[Element position data]
* start *
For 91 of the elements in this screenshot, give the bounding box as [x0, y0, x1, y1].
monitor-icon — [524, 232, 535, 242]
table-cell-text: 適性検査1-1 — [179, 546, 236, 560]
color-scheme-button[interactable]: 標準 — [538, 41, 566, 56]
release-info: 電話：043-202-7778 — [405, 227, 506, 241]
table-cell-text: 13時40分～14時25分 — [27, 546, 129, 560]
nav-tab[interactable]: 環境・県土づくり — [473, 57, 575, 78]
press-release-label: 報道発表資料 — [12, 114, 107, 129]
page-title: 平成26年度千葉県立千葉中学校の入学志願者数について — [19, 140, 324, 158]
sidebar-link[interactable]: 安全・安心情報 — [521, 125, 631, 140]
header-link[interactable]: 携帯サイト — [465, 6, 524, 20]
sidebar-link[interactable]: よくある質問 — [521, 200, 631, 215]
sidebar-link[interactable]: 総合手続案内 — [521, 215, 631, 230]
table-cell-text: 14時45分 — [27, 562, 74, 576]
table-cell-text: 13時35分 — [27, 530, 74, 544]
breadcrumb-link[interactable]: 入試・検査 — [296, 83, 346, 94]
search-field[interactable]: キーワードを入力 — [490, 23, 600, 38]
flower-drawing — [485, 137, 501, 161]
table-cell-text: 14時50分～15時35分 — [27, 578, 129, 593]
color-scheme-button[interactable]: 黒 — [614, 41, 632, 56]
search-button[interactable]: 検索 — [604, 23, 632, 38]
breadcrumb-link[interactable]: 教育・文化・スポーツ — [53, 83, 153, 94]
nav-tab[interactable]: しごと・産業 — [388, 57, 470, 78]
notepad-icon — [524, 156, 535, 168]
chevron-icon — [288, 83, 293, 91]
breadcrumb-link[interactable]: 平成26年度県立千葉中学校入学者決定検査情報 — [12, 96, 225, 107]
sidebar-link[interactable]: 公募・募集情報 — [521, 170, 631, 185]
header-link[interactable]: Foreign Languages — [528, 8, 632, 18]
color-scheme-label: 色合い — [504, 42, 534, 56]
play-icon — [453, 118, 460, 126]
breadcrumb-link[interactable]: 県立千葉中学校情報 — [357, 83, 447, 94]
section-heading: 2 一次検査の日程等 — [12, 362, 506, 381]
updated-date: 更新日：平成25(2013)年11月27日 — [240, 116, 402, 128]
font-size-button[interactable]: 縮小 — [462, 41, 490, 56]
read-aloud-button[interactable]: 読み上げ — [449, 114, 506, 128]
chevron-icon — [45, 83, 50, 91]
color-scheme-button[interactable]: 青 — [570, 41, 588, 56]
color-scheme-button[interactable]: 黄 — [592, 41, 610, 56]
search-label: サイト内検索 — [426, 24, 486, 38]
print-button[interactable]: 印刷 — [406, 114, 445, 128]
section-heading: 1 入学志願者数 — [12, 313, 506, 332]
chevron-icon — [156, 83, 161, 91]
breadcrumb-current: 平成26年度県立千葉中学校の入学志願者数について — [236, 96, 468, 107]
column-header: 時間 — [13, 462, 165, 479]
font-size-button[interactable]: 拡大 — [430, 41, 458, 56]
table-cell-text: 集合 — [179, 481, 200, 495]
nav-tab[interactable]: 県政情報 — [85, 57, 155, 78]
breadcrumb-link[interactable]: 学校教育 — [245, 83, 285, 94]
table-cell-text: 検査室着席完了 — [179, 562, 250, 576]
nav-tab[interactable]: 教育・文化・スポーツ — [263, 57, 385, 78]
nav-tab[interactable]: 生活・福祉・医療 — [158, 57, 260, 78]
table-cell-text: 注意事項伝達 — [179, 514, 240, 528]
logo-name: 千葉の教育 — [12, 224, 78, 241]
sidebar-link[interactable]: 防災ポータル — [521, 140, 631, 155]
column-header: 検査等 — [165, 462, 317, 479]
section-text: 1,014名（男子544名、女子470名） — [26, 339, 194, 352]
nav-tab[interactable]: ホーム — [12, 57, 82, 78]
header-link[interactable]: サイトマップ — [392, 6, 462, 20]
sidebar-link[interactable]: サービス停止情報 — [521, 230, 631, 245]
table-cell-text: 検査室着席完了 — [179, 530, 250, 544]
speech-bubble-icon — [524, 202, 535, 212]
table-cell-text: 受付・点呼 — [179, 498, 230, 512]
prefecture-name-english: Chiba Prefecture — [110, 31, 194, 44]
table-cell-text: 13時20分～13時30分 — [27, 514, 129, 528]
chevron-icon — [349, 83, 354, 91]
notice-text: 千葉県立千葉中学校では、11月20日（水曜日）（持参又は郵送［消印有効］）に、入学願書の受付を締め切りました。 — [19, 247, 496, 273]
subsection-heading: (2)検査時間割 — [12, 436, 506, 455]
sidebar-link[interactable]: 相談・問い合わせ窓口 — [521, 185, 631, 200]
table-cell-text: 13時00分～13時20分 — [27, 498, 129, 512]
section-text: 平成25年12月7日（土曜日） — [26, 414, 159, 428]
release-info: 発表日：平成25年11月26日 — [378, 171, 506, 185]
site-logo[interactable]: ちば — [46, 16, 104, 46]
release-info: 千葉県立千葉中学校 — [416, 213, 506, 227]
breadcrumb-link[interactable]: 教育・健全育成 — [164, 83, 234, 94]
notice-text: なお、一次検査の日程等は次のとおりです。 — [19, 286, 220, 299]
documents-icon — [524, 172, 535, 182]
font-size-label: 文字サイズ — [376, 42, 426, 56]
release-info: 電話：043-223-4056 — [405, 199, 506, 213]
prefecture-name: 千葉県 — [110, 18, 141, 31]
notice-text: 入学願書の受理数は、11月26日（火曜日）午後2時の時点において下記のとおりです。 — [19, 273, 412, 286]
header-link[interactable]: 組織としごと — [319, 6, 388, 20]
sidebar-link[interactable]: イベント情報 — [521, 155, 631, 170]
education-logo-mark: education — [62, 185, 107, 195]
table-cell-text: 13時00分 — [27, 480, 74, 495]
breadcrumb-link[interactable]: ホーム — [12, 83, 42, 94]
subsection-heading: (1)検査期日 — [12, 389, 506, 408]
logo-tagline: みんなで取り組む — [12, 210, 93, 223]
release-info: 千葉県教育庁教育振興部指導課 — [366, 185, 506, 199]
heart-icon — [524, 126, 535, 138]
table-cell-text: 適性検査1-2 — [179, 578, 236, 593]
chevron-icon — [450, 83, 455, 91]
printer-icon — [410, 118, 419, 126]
* end *
(EXERCISE INSTRUCTIONS) Reproduce every line of the records above verbatim, with no changes.

(RIGHT ANSWER)
For 91 of the elements in this screenshot, give the bounding box as [x0, y0, x1, y1].
monitor-icon — [524, 232, 535, 242]
table-cell-text: 適性検査1-1 — [179, 546, 236, 560]
color-scheme-button[interactable]: 標準 — [538, 41, 566, 56]
release-info: 電話：043-202-7778 — [405, 227, 506, 241]
table-cell-text: 13時40分～14時25分 — [27, 546, 129, 560]
nav-tab[interactable]: 環境・県土づくり — [473, 57, 575, 78]
press-release-label: 報道発表資料 — [12, 114, 107, 129]
page-title: 平成26年度千葉県立千葉中学校の入学志願者数について — [19, 140, 324, 158]
sidebar-link[interactable]: 安全・安心情報 — [521, 125, 631, 140]
header-link[interactable]: 携帯サイト — [465, 6, 524, 20]
sidebar-link[interactable]: よくある質問 — [521, 200, 631, 215]
sidebar-link[interactable]: 総合手続案内 — [521, 215, 631, 230]
table-cell-text: 14時45分 — [27, 562, 74, 576]
table-cell-text: 13時35分 — [27, 530, 74, 544]
breadcrumb-link[interactable]: 入試・検査 — [296, 83, 346, 94]
search-field[interactable]: キーワードを入力 — [490, 23, 600, 38]
flower-drawing — [485, 137, 501, 161]
table-cell-text: 14時50分～15時35分 — [27, 578, 129, 593]
color-scheme-button[interactable]: 黒 — [614, 41, 632, 56]
search-button[interactable]: 検索 — [604, 23, 632, 38]
breadcrumb-link[interactable]: 教育・文化・スポーツ — [53, 83, 153, 94]
nav-tab[interactable]: しごと・産業 — [388, 57, 470, 78]
notepad-icon — [524, 156, 535, 168]
chevron-icon — [288, 83, 293, 91]
breadcrumb-link[interactable]: 平成26年度県立千葉中学校入学者決定検査情報 — [12, 96, 225, 107]
sidebar-link[interactable]: 公募・募集情報 — [521, 170, 631, 185]
header-link[interactable]: Foreign Languages — [528, 8, 632, 18]
color-scheme-label: 色合い — [504, 42, 534, 56]
play-icon — [453, 118, 460, 126]
breadcrumb-link[interactable]: 県立千葉中学校情報 — [357, 83, 447, 94]
section-heading: 2 一次検査の日程等 — [12, 362, 506, 381]
updated-date: 更新日：平成25(2013)年11月27日 — [240, 116, 402, 128]
font-size-button[interactable]: 縮小 — [462, 41, 490, 56]
read-aloud-button[interactable]: 読み上げ — [449, 114, 506, 128]
chevron-icon — [45, 83, 50, 91]
color-scheme-button[interactable]: 青 — [570, 41, 588, 56]
color-scheme-button[interactable]: 黄 — [592, 41, 610, 56]
search-label: サイト内検索 — [426, 24, 486, 38]
print-button[interactable]: 印刷 — [406, 114, 445, 128]
section-heading: 1 入学志願者数 — [12, 313, 506, 332]
chevron-icon — [156, 83, 161, 91]
breadcrumb-current: 平成26年度県立千葉中学校の入学志願者数について — [236, 96, 468, 107]
column-header: 時間 — [13, 462, 165, 479]
font-size-button[interactable]: 拡大 — [430, 41, 458, 56]
table-cell-text: 集合 — [179, 481, 200, 495]
nav-tab[interactable]: 県政情報 — [85, 57, 155, 78]
breadcrumb-link[interactable]: 学校教育 — [245, 83, 285, 94]
table-cell-text: 検査室着席完了 — [179, 562, 250, 576]
nav-tab[interactable]: 教育・文化・スポーツ — [263, 57, 385, 78]
nav-tab[interactable]: 生活・福祉・医療 — [158, 57, 260, 78]
table-cell-text: 注意事項伝達 — [179, 514, 240, 528]
logo-name: 千葉の教育 — [12, 224, 78, 241]
sidebar-link[interactable]: 防災ポータル — [521, 140, 631, 155]
column-header: 検査等 — [165, 462, 317, 479]
section-text: 1,014名（男子544名、女子470名） — [26, 339, 194, 352]
nav-tab[interactable]: ホーム — [12, 57, 82, 78]
header-link[interactable]: サイトマップ — [392, 6, 462, 20]
sidebar-link[interactable]: サービス停止情報 — [521, 230, 631, 245]
table-cell-text: 検査室着席完了 — [179, 530, 250, 544]
speech-bubble-icon — [524, 202, 535, 212]
table-cell-text: 受付・点呼 — [179, 498, 230, 512]
prefecture-name-english: Chiba Prefecture — [110, 31, 194, 44]
table-cell-text: 13時20分～13時30分 — [27, 514, 129, 528]
chevron-icon — [349, 83, 354, 91]
notice-text: 千葉県立千葉中学校では、11月20日（水曜日）（持参又は郵送［消印有効］）に、入学願書の受付を締め切りました。 — [19, 247, 496, 273]
subsection-heading: (2)検査時間割 — [12, 436, 506, 455]
sidebar-link[interactable]: 相談・問い合わせ窓口 — [521, 185, 631, 200]
table-cell-text: 13時00分～13時20分 — [27, 498, 129, 512]
section-text: 平成25年12月7日（土曜日） — [26, 414, 159, 428]
release-info: 発表日：平成25年11月26日 — [378, 171, 506, 185]
site-logo[interactable]: ちば — [46, 16, 104, 46]
release-info: 千葉県立千葉中学校 — [416, 213, 506, 227]
breadcrumb-link[interactable]: 教育・健全育成 — [164, 83, 234, 94]
notice-text: なお、一次検査の日程等は次のとおりです。 — [19, 286, 220, 299]
documents-icon — [524, 172, 535, 182]
font-size-label: 文字サイズ — [376, 42, 426, 56]
release-info: 電話：043-223-4056 — [405, 199, 506, 213]
prefecture-name: 千葉県 — [110, 18, 141, 31]
notice-text: 入学願書の受理数は、11月26日（火曜日）午後2時の時点において下記のとおりです。 — [19, 273, 412, 286]
header-link[interactable]: 組織としごと — [319, 6, 388, 20]
sidebar-link[interactable]: イベント情報 — [521, 155, 631, 170]
education-logo-mark: education — [62, 185, 107, 195]
table-cell-text: 13時00分 — [27, 480, 74, 495]
breadcrumb-link[interactable]: ホーム — [12, 83, 42, 94]
subsection-heading: (1)検査期日 — [12, 389, 506, 408]
logo-tagline: みんなで取り組む — [12, 210, 93, 223]
release-info: 千葉県教育庁教育振興部指導課 — [366, 185, 506, 199]
heart-icon — [524, 126, 535, 138]
table-cell-text: 適性検査1-2 — [179, 578, 236, 593]
chevron-icon — [450, 83, 455, 91]
printer-icon — [410, 118, 419, 126]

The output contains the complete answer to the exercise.